• The task: Return each line containing the string "Ready".
╭─ Dataset entries
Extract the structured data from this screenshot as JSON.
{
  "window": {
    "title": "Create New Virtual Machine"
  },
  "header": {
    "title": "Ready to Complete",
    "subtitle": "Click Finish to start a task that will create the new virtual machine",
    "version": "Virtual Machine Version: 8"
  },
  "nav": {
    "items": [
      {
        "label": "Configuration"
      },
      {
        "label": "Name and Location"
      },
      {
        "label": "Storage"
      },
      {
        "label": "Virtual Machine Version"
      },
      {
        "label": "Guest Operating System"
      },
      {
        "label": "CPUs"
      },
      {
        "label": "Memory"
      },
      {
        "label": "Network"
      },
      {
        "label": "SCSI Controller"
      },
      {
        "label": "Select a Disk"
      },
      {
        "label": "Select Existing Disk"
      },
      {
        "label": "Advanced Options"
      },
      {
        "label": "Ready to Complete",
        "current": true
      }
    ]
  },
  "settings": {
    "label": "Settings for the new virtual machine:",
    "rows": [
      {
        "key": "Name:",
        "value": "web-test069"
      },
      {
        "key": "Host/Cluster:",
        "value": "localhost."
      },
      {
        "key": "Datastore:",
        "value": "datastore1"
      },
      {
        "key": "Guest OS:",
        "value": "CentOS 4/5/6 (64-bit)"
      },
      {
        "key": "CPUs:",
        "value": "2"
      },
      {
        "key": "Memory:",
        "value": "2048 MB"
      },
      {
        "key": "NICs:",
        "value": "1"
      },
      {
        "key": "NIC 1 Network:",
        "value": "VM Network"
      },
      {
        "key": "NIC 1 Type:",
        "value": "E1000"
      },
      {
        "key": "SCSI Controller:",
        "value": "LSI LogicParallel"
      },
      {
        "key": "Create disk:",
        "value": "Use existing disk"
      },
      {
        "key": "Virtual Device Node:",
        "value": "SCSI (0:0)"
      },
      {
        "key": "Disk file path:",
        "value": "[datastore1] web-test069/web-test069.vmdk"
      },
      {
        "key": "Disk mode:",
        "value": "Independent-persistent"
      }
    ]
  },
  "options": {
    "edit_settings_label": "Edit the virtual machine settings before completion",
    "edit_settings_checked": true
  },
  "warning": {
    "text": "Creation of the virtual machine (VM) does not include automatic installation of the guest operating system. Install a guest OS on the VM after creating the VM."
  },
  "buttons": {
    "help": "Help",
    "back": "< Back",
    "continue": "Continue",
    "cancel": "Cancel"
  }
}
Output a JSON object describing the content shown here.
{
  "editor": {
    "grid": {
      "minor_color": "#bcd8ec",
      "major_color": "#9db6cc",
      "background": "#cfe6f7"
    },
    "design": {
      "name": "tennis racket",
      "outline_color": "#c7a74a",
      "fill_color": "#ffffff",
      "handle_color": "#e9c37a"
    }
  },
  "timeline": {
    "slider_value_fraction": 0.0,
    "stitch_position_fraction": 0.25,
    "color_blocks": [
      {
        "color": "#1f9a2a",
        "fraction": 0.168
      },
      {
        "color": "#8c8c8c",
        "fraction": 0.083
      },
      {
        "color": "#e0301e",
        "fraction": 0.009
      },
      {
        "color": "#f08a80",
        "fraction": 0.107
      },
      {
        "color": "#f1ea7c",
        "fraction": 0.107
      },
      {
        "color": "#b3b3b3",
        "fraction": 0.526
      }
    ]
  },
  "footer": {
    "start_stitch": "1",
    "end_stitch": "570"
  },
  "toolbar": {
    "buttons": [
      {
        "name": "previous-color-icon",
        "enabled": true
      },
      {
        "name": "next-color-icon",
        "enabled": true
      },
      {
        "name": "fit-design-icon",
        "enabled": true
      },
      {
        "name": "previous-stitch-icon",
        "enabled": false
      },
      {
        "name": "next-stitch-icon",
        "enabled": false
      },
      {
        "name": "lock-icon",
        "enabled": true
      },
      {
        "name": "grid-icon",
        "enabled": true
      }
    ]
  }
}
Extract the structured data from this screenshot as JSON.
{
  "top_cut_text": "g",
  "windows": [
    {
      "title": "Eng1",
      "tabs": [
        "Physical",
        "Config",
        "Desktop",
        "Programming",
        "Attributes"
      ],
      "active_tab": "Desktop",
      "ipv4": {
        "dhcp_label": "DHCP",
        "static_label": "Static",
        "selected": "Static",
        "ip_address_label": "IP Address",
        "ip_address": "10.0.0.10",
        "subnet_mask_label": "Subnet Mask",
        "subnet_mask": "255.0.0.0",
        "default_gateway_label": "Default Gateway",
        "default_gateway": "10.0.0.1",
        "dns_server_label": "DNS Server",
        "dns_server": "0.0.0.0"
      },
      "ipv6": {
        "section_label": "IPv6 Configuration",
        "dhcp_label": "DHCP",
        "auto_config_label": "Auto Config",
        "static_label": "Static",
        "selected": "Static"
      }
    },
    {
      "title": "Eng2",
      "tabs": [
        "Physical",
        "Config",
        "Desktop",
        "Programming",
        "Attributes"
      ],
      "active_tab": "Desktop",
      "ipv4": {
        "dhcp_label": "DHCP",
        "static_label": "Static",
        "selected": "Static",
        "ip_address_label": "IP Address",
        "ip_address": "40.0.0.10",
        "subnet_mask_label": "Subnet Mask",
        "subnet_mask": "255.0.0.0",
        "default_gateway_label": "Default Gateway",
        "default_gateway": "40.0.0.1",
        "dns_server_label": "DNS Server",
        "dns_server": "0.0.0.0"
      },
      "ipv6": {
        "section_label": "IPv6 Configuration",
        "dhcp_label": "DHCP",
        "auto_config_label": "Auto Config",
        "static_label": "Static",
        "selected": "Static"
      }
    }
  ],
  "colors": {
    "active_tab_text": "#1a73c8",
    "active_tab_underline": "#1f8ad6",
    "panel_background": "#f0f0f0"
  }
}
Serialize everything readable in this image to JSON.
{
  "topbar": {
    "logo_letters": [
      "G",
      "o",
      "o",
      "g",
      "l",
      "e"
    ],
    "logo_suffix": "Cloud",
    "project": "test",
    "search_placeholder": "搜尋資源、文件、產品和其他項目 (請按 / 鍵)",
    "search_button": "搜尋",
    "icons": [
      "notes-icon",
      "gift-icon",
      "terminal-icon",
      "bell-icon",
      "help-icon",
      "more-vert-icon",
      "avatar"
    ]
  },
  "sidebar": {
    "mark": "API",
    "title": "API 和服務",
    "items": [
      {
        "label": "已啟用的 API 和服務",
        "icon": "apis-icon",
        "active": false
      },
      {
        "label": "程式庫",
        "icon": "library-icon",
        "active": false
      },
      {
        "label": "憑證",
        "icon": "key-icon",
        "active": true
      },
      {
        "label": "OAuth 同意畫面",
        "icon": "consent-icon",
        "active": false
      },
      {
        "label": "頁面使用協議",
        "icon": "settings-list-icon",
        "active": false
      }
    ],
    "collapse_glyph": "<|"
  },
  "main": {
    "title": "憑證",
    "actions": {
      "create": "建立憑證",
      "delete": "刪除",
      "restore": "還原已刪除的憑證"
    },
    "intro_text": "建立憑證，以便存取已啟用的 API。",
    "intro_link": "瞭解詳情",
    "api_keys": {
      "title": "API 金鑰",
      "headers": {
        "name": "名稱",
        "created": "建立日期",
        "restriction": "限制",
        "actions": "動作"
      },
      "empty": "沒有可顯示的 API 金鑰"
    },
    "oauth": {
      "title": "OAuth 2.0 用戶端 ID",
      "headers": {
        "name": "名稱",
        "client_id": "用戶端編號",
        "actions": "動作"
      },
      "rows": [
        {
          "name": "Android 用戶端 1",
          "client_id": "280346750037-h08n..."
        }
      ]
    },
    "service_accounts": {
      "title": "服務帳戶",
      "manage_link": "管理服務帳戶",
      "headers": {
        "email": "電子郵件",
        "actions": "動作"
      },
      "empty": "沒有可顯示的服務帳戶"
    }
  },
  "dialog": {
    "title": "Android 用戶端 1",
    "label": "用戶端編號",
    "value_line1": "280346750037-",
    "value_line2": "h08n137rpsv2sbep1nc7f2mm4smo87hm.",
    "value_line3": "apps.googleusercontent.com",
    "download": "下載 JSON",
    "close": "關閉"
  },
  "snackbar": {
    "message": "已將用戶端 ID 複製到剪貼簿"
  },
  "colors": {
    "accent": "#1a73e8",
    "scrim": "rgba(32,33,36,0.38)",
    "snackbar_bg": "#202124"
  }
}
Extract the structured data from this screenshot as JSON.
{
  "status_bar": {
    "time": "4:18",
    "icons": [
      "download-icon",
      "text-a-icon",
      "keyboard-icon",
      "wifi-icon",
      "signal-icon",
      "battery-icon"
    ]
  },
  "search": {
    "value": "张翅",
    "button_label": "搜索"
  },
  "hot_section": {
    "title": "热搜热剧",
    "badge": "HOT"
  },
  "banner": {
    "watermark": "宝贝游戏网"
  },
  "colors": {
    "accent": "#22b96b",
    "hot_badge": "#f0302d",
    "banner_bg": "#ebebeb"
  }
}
╰─
• Task response:
    "title": "Ready to Complete",
        "label": "Ready to Complete",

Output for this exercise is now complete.